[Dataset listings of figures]
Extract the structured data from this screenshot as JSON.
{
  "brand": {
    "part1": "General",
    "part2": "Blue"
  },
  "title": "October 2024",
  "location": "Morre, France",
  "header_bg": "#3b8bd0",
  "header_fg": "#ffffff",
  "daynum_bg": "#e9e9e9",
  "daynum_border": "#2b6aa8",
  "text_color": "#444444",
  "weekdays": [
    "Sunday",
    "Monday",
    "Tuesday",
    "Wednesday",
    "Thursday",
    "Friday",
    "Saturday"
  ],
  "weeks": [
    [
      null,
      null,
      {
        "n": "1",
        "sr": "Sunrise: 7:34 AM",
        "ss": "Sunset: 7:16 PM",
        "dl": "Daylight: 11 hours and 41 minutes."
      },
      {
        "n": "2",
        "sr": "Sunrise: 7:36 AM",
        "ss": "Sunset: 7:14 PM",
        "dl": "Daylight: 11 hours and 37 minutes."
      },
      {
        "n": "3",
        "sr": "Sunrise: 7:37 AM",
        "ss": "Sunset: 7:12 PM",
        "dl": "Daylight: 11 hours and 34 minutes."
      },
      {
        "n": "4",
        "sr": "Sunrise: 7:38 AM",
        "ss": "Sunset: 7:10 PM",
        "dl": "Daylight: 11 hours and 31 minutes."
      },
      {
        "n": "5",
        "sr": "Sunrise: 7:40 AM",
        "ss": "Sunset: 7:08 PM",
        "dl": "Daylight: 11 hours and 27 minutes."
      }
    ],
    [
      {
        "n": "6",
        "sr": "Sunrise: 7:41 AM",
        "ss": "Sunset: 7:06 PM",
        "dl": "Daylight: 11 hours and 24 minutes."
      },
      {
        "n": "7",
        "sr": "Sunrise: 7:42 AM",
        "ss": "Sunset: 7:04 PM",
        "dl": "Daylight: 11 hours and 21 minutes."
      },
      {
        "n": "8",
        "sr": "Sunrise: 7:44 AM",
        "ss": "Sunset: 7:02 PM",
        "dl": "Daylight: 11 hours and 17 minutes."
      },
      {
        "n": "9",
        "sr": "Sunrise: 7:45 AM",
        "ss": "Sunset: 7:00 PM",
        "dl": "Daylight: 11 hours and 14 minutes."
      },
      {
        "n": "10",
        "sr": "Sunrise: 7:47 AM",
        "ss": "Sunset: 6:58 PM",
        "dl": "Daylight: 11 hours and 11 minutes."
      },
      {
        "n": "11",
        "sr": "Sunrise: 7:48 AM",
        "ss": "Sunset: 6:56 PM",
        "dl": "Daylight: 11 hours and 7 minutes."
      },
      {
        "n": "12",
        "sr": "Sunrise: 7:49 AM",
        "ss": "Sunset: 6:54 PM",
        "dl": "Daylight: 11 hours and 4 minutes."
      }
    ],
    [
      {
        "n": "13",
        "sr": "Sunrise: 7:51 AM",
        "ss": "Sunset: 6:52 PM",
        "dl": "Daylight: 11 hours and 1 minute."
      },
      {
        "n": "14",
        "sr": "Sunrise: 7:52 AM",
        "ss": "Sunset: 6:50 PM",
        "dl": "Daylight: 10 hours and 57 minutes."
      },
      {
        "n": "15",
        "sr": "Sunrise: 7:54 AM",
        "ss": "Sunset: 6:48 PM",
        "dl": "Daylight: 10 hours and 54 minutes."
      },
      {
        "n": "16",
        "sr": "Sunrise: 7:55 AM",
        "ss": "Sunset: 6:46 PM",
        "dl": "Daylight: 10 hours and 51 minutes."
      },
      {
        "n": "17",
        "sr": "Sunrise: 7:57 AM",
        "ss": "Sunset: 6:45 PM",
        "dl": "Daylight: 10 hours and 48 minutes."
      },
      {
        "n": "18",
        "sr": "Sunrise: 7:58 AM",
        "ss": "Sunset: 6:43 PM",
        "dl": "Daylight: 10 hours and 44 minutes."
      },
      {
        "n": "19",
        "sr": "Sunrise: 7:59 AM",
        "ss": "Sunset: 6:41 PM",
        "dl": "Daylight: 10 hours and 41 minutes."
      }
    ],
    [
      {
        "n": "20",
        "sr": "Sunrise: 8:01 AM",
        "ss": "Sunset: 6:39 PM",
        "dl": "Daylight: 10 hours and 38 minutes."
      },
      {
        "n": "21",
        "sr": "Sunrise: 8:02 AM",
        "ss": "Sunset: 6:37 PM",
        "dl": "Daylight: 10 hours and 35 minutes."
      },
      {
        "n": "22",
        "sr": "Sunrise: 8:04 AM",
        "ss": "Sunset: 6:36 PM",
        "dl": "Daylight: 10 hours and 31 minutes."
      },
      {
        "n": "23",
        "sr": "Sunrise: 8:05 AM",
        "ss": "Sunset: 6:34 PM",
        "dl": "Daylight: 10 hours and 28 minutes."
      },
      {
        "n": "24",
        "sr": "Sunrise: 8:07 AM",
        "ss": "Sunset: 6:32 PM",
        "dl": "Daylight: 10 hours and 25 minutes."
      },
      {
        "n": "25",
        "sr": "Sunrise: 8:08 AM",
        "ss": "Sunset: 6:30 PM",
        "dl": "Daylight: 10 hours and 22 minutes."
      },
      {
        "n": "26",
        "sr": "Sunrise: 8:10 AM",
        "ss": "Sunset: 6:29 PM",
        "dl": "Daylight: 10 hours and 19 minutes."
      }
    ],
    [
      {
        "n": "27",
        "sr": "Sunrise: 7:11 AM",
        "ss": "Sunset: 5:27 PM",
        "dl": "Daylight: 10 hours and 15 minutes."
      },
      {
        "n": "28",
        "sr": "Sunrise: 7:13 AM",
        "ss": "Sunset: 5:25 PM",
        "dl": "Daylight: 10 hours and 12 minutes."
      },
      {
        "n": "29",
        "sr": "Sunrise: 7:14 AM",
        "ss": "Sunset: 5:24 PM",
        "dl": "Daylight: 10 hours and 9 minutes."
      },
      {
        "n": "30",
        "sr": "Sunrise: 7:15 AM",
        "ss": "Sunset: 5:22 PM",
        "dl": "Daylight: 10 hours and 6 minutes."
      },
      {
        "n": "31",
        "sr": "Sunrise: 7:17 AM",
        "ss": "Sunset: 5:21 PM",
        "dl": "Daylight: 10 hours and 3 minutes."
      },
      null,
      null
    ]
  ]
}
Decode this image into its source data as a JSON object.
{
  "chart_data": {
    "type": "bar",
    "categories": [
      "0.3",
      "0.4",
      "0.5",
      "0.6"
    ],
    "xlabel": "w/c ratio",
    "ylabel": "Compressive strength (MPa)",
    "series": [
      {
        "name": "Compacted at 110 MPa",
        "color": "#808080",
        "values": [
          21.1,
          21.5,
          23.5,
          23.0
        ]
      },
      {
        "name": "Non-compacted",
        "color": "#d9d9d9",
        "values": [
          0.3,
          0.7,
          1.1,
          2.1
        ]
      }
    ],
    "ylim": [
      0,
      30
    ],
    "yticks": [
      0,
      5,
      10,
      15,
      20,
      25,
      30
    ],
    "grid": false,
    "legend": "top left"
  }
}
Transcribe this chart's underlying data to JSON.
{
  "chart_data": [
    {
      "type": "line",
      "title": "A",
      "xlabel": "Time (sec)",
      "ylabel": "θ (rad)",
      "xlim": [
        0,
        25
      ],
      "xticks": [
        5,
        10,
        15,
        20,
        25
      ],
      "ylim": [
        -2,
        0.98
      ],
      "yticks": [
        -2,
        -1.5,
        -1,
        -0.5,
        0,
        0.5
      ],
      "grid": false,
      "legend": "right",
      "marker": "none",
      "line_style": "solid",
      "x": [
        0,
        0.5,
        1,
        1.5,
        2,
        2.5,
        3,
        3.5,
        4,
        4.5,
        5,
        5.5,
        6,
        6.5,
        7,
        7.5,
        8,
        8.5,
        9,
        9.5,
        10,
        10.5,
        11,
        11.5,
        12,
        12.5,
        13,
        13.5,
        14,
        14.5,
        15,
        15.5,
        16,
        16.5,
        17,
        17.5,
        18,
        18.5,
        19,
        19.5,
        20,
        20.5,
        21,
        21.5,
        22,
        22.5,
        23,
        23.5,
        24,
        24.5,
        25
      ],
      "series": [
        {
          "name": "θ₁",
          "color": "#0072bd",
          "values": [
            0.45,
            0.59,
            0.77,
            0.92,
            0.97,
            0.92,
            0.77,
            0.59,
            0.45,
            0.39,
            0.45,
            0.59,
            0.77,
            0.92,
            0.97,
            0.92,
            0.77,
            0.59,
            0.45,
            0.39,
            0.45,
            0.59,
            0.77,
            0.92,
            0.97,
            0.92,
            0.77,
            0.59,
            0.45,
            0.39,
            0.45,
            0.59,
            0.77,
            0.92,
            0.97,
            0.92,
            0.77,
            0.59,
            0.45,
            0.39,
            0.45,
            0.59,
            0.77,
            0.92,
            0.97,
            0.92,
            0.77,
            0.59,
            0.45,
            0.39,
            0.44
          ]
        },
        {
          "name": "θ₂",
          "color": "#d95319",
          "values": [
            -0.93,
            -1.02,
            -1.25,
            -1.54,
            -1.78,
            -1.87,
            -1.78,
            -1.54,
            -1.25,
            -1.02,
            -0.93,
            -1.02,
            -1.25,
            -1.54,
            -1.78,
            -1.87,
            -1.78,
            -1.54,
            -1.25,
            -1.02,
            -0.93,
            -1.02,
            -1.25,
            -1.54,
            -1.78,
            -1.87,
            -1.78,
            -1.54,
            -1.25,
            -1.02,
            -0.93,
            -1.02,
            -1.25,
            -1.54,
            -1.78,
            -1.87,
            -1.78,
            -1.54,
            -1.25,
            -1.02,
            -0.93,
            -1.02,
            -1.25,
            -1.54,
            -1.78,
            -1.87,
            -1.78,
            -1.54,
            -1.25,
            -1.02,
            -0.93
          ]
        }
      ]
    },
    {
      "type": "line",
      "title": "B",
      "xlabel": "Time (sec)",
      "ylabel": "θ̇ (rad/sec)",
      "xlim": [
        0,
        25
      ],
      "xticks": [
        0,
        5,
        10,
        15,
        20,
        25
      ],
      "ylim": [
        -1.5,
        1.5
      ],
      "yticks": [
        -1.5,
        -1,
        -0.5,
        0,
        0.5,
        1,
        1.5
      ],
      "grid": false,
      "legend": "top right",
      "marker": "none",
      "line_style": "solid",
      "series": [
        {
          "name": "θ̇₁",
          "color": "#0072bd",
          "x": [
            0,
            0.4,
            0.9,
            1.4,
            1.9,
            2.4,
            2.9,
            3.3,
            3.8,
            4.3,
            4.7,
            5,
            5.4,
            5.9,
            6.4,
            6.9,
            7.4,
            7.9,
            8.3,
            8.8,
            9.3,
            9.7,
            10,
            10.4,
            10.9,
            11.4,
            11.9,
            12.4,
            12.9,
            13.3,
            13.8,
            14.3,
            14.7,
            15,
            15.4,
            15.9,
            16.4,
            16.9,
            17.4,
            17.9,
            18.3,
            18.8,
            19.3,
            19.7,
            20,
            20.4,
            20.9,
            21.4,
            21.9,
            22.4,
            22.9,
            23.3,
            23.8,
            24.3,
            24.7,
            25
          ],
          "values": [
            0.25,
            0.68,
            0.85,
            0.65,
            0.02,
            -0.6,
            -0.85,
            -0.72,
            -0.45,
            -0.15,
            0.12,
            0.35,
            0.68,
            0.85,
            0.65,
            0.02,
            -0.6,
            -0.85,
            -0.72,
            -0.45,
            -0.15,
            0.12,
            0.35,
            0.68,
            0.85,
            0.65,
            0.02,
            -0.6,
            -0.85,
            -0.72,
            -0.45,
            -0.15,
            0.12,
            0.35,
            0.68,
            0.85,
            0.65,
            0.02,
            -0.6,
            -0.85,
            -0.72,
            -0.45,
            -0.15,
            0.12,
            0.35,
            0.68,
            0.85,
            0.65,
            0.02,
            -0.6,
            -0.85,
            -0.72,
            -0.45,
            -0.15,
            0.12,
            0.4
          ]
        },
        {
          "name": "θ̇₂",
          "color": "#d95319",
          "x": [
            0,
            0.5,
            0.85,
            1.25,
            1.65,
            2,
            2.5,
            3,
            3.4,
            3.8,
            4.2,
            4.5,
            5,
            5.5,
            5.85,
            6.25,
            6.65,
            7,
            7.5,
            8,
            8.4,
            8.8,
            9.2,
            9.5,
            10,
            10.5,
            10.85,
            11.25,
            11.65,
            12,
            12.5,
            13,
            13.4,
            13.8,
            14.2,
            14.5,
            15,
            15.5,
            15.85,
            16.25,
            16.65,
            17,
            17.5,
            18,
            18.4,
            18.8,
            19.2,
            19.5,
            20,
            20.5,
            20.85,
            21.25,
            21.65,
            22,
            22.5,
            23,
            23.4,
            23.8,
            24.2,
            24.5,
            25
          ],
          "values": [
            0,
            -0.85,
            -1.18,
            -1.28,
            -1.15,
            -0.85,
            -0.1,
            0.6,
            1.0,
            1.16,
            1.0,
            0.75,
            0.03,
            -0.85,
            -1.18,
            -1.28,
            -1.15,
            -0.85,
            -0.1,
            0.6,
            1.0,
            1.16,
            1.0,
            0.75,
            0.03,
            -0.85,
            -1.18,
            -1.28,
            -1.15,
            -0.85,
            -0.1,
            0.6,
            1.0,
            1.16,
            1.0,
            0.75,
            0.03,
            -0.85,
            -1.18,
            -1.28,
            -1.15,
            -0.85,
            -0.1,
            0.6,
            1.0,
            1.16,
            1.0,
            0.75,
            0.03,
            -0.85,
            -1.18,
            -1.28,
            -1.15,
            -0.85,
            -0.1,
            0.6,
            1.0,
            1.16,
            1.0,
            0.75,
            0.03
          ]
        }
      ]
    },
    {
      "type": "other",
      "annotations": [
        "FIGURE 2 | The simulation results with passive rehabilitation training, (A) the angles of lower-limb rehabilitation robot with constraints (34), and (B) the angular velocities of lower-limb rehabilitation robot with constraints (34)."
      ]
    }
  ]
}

**GOAL**
In the entries above, count each line with "JSON"; reply with the total only.

**COMPLETE ANSWER**
3